[Stored records]
□ □ □ □ □ □ □
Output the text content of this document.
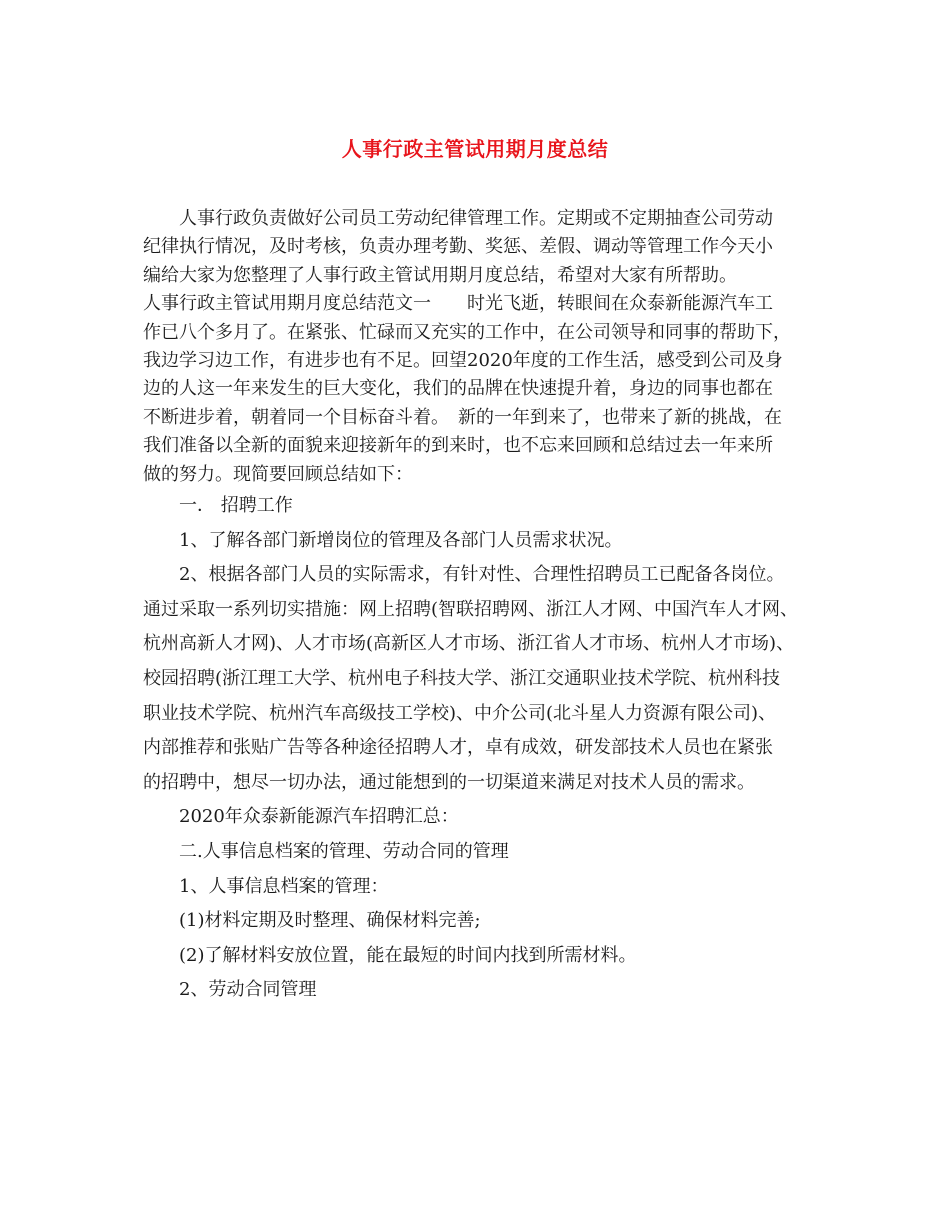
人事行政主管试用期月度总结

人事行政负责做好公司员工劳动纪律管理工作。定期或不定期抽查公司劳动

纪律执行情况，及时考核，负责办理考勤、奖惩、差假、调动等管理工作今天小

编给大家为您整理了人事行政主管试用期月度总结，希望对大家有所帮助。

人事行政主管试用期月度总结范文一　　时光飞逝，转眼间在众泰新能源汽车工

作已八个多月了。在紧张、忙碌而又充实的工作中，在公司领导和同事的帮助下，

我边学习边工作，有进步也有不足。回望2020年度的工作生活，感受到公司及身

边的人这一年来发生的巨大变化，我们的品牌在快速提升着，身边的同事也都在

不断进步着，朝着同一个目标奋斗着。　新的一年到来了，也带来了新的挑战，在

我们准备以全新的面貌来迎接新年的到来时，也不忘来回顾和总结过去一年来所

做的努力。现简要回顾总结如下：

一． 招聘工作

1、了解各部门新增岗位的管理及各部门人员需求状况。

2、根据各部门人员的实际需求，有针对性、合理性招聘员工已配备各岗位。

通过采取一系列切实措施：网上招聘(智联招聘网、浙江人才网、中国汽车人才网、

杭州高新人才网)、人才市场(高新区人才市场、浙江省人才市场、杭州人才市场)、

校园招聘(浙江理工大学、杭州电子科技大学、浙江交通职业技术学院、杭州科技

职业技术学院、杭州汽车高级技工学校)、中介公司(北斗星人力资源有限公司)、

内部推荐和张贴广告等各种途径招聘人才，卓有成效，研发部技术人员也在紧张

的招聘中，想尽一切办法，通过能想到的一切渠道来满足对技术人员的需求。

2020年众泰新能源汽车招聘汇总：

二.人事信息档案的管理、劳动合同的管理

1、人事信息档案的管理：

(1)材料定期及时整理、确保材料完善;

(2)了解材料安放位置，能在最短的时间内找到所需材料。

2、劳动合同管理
□ □ □ □ □ □ □
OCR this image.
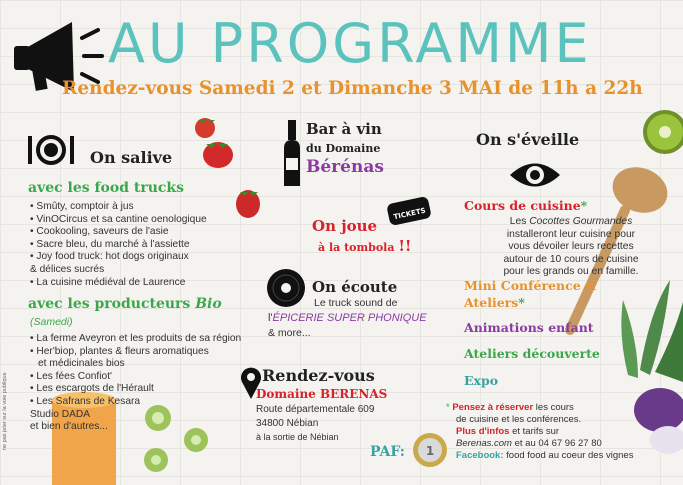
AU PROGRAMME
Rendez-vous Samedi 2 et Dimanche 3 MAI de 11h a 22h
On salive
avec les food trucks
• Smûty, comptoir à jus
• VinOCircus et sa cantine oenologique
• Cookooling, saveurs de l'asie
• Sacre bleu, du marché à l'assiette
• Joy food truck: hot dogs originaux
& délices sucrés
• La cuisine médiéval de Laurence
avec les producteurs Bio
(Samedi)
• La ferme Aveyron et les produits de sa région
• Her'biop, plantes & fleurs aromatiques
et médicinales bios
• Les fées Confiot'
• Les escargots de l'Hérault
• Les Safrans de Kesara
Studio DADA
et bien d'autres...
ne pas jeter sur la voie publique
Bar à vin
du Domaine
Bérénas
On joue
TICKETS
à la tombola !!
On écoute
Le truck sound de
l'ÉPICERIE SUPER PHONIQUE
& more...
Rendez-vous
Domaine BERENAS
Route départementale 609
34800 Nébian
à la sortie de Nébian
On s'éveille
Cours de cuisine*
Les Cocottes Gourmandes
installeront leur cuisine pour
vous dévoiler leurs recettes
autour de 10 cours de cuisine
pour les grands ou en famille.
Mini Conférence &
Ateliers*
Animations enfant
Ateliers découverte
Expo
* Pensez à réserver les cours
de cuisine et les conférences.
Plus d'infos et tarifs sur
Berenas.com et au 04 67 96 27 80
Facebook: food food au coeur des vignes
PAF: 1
□ □ □ □ □ □ □
* [Given task] Of the lines in the material, how many hold the word "cuisine"? Reply with the number only.

* [The response] 5